▶ _Problem description_
Write out every line of the material as it stands, apart from the pictures.

▶ _Records supplied_
*-*-*

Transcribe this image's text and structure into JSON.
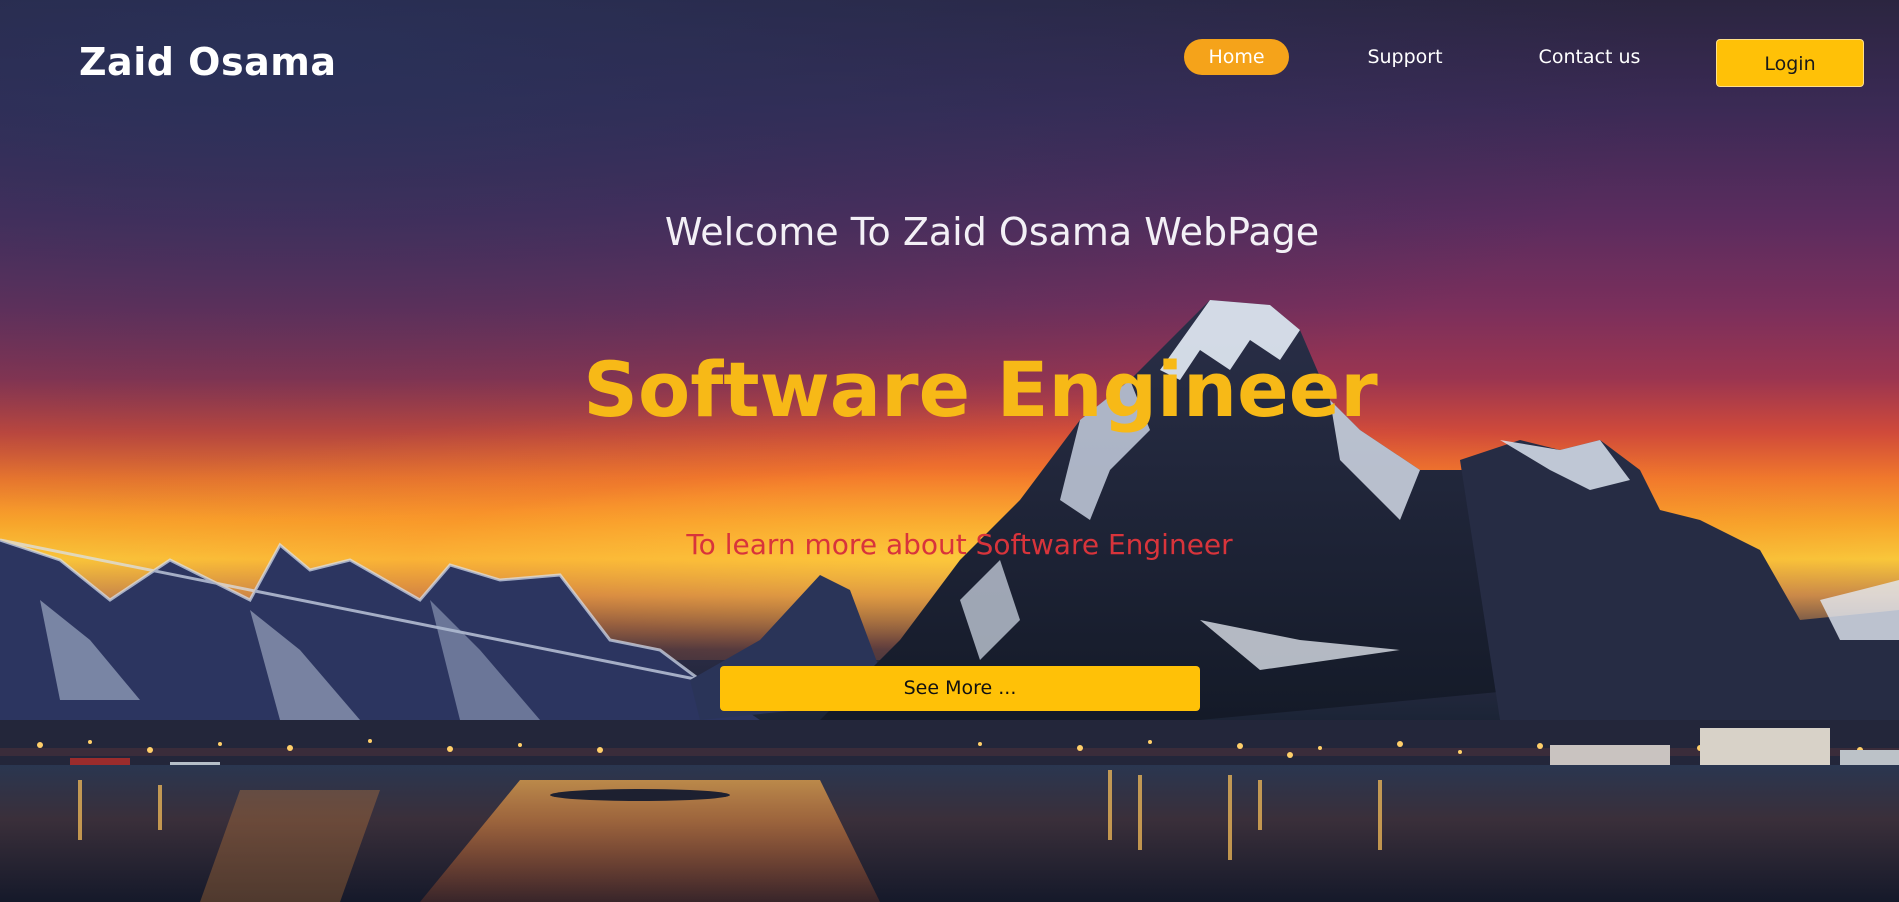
{
  "brand": {
    "name": "Zaid Osama"
  },
  "nav": {
    "items": [
      {
        "label": "Home",
        "active": true
      },
      {
        "label": "Support",
        "active": false
      },
      {
        "label": "Contact us",
        "active": false
      }
    ],
    "login_label": "Login"
  },
  "hero": {
    "welcome": "Welcome To Zaid Osama WebPage",
    "headline": "Software Engineer",
    "subline": "To learn more about Software Engineer",
    "cta_label": "See More ..."
  },
  "colors": {
    "accent_yellow": "#ffc107",
    "nav_active": "#f5a31a",
    "headline": "#f7b917",
    "subline": "#d8343b"
  },
  "background": {
    "description_icon": "mountain-lake-sunset-image"
  }
}
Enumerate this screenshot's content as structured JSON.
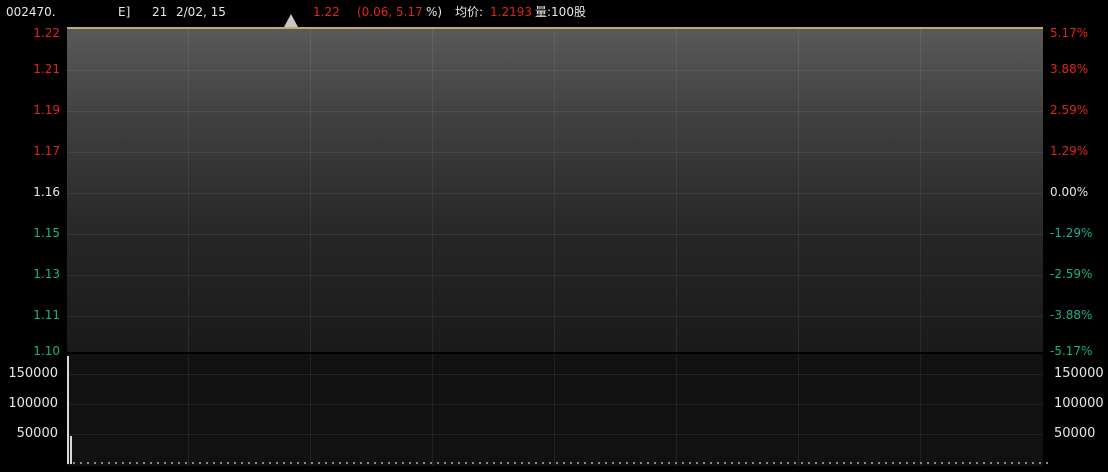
{
  "header": {
    "code": "002470.",
    "type_fragment": "E]",
    "date": "21",
    "date2": "2/02, 15",
    "price": "1.22",
    "change": "(0.06,",
    "change_pct": "5.17",
    "change_pct_unit": "%)",
    "avg_label": "均价:",
    "avg_value": "1.2193",
    "vol_label": "量:100股"
  },
  "price_axis": {
    "left": [
      {
        "text": "1.22",
        "color": "red"
      },
      {
        "text": "1.21",
        "color": "red"
      },
      {
        "text": "1.19",
        "color": "red"
      },
      {
        "text": "1.17",
        "color": "red"
      },
      {
        "text": "1.16",
        "color": "white"
      },
      {
        "text": "1.15",
        "color": "green"
      },
      {
        "text": "1.13",
        "color": "green"
      },
      {
        "text": "1.11",
        "color": "green"
      },
      {
        "text": "1.10",
        "color": "green"
      }
    ],
    "right": [
      {
        "text": "5.17%",
        "color": "red"
      },
      {
        "text": "3.88%",
        "color": "red"
      },
      {
        "text": "2.59%",
        "color": "red"
      },
      {
        "text": "1.29%",
        "color": "red"
      },
      {
        "text": "0.00%",
        "color": "white"
      },
      {
        "text": "-1.29%",
        "color": "green"
      },
      {
        "text": "-2.59%",
        "color": "green"
      },
      {
        "text": "-3.88%",
        "color": "green"
      },
      {
        "text": "-5.17%",
        "color": "green"
      }
    ]
  },
  "volume_axis": {
    "left": [
      "150000",
      "100000",
      "50000"
    ],
    "right": [
      "150000",
      "100000",
      "50000"
    ]
  },
  "colors": {
    "up": "#e0241b",
    "flat": "#e8e8e8",
    "down": "#19b08a",
    "price_line": "#c9a96a"
  }
}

*-*-*

▶ _Exercise solution_
Transcribe this image's text and structure into JSON.
{
  "brand": {
    "name": "Zaid Osama"
  },
  "nav": {
    "items": [
      {
        "label": "Home",
        "active": true
      },
      {
        "label": "Support",
        "active": false
      },
      {
        "label": "Contact us",
        "active": false
      }
    ],
    "login_label": "Login"
  },
  "hero": {
    "welcome": "Welcome To Zaid Osama WebPage",
    "headline": "Software Engineer",
    "subline": "To learn more about Software Engineer",
    "cta_label": "See More ..."
  },
  "colors": {
    "accent_yellow": "#ffc107",
    "nav_active": "#f5a31a",
    "headline": "#f7b917",
    "subline": "#d8343b"
  },
  "background": {
    "description_icon": "mountain-lake-sunset-image"
  }
}
Enumerate this screenshot's content as structured JSON.
{
  "header": {
    "code": "002470.",
    "type_fragment": "E]",
    "date": "21",
    "date2": "2/02, 15",
    "price": "1.22",
    "change": "(0.06,",
    "change_pct": "5.17",
    "change_pct_unit": "%)",
    "avg_label": "均价:",
    "avg_value": "1.2193",
    "vol_label": "量:100股"
  },
  "price_axis": {
    "left": [
      {
        "text": "1.22",
        "color": "red"
      },
      {
        "text": "1.21",
        "color": "red"
      },
      {
        "text": "1.19",
        "color": "red"
      },
      {
        "text": "1.17",
        "color": "red"
      },
      {
        "text": "1.16",
        "color": "white"
      },
      {
        "text": "1.15",
        "color": "green"
      },
      {
        "text": "1.13",
        "color": "green"
      },
      {
        "text": "1.11",
        "color": "green"
      },
      {
        "text": "1.10",
        "color": "green"
      }
    ],
    "right": [
      {
        "text": "5.17%",
        "color": "red"
      },
      {
        "text": "3.88%",
        "color": "red"
      },
      {
        "text": "2.59%",
        "color": "red"
      },
      {
        "text": "1.29%",
        "color": "red"
      },
      {
        "text": "0.00%",
        "color": "white"
      },
      {
        "text": "-1.29%",
        "color": "green"
      },
      {
        "text": "-2.59%",
        "color": "green"
      },
      {
        "text": "-3.88%",
        "color": "green"
      },
      {
        "text": "-5.17%",
        "color": "green"
      }
    ]
  },
  "volume_axis": {
    "left": [
      "150000",
      "100000",
      "50000"
    ],
    "right": [
      "150000",
      "100000",
      "50000"
    ]
  },
  "colors": {
    "up": "#e0241b",
    "flat": "#e8e8e8",
    "down": "#19b08a",
    "price_line": "#c9a96a"
  }
}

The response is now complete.